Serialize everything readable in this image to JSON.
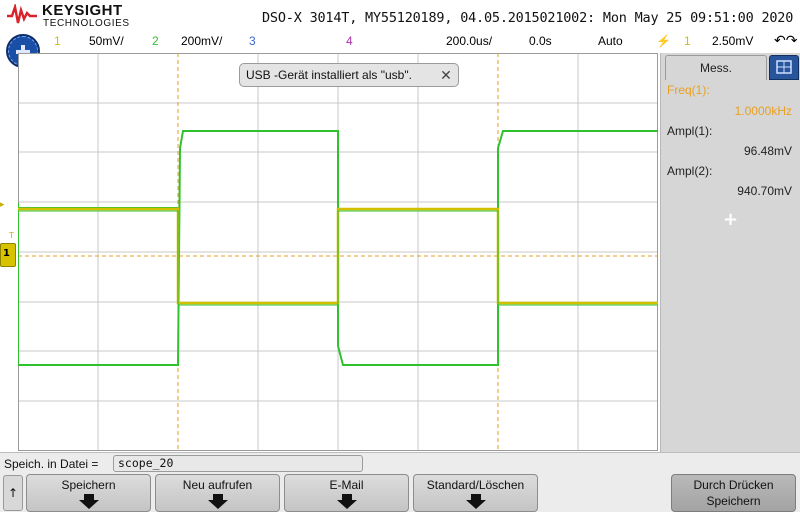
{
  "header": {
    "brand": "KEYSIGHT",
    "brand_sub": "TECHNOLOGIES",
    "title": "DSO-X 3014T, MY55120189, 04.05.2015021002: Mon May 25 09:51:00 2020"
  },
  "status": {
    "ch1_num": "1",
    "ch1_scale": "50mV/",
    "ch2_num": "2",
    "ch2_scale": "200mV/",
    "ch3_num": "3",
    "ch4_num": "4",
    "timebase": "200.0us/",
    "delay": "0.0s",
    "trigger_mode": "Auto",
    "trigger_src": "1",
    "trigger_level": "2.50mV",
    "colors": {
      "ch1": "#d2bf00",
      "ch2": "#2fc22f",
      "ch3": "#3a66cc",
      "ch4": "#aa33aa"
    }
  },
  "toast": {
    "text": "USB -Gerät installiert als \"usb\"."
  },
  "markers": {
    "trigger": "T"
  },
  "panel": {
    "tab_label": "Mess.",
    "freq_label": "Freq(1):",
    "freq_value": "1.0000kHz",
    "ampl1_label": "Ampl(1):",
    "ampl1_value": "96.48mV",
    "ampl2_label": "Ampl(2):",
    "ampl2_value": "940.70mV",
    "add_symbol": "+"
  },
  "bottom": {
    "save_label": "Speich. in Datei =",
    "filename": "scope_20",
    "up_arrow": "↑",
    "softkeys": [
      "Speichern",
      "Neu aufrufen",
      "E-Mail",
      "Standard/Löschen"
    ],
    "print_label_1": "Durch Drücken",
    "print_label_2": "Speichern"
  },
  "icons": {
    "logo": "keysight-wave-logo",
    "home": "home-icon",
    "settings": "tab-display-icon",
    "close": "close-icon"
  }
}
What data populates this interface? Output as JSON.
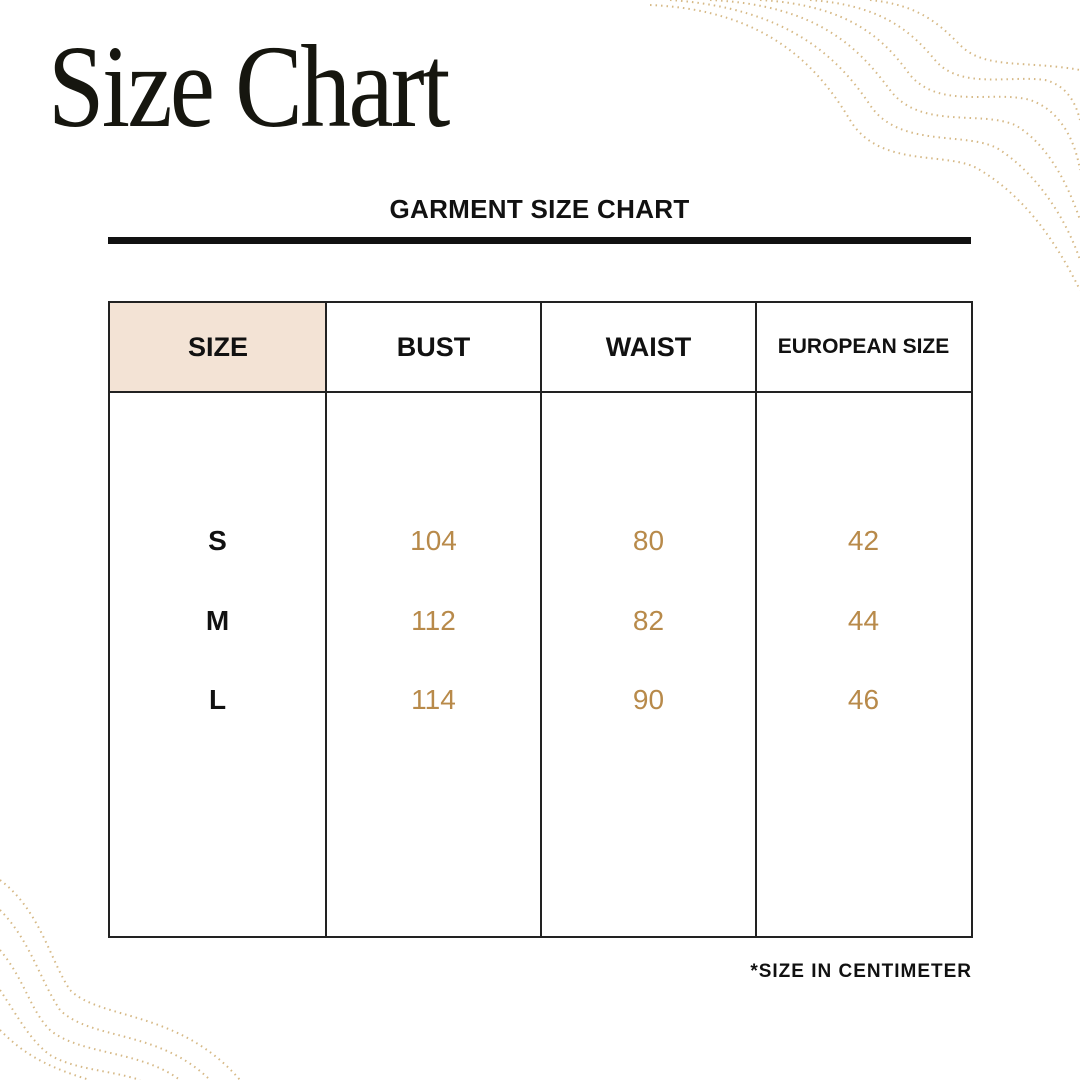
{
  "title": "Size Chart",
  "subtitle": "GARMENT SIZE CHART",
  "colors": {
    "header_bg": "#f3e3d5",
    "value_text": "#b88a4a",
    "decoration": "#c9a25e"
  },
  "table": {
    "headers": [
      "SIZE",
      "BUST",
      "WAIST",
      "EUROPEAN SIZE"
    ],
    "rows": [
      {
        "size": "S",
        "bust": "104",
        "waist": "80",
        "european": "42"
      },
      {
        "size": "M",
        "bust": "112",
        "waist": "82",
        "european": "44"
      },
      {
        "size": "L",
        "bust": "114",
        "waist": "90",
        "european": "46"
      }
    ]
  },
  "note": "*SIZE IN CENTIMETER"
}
· · · · ·
▶ EXERCISE DIRECTIONS
From the listing above, print every entry precisely and drop the pictures.

▶ PROBLEM SOLUTION
Serialize everything readable in this image to JSON.
{
  "header": {
    "brand": "KEYSIGHT",
    "brand_sub": "TECHNOLOGIES",
    "title": "DSO-X 3014T, MY55120189, 04.05.2015021002: Mon May 25 09:51:00 2020"
  },
  "status": {
    "ch1_num": "1",
    "ch1_scale": "50mV/",
    "ch2_num": "2",
    "ch2_scale": "200mV/",
    "ch3_num": "3",
    "ch4_num": "4",
    "timebase": "200.0us/",
    "delay": "0.0s",
    "trigger_mode": "Auto",
    "trigger_src": "1",
    "trigger_level": "2.50mV",
    "colors": {
      "ch1": "#d2bf00",
      "ch2": "#2fc22f",
      "ch3": "#3a66cc",
      "ch4": "#aa33aa"
    }
  },
  "toast": {
    "text": "USB -Gerät installiert als \"usb\"."
  },
  "markers": {
    "trigger": "T"
  },
  "panel": {
    "tab_label": "Mess.",
    "freq_label": "Freq(1):",
    "freq_value": "1.0000kHz",
    "ampl1_label": "Ampl(1):",
    "ampl1_value": "96.48mV",
    "ampl2_label": "Ampl(2):",
    "ampl2_value": "940.70mV",
    "add_symbol": "+"
  },
  "bottom": {
    "save_label": "Speich. in Datei =",
    "filename": "scope_20",
    "up_arrow": "↑",
    "softkeys": [
      "Speichern",
      "Neu aufrufen",
      "E-Mail",
      "Standard/Löschen"
    ],
    "print_label_1": "Durch Drücken",
    "print_label_2": "Speichern"
  },
  "icons": {
    "logo": "keysight-wave-logo",
    "home": "home-icon",
    "settings": "tab-display-icon",
    "close": "close-icon"
  }
}
What data populates this interface? Output as JSON.
{
  "title": "Size Chart",
  "subtitle": "GARMENT SIZE CHART",
  "colors": {
    "header_bg": "#f3e3d5",
    "value_text": "#b88a4a",
    "decoration": "#c9a25e"
  },
  "table": {
    "headers": [
      "SIZE",
      "BUST",
      "WAIST",
      "EUROPEAN SIZE"
    ],
    "rows": [
      {
        "size": "S",
        "bust": "104",
        "waist": "80",
        "european": "42"
      },
      {
        "size": "M",
        "bust": "112",
        "waist": "82",
        "european": "44"
      },
      {
        "size": "L",
        "bust": "114",
        "waist": "90",
        "european": "46"
      }
    ]
  },
  "note": "*SIZE IN CENTIMETER"
}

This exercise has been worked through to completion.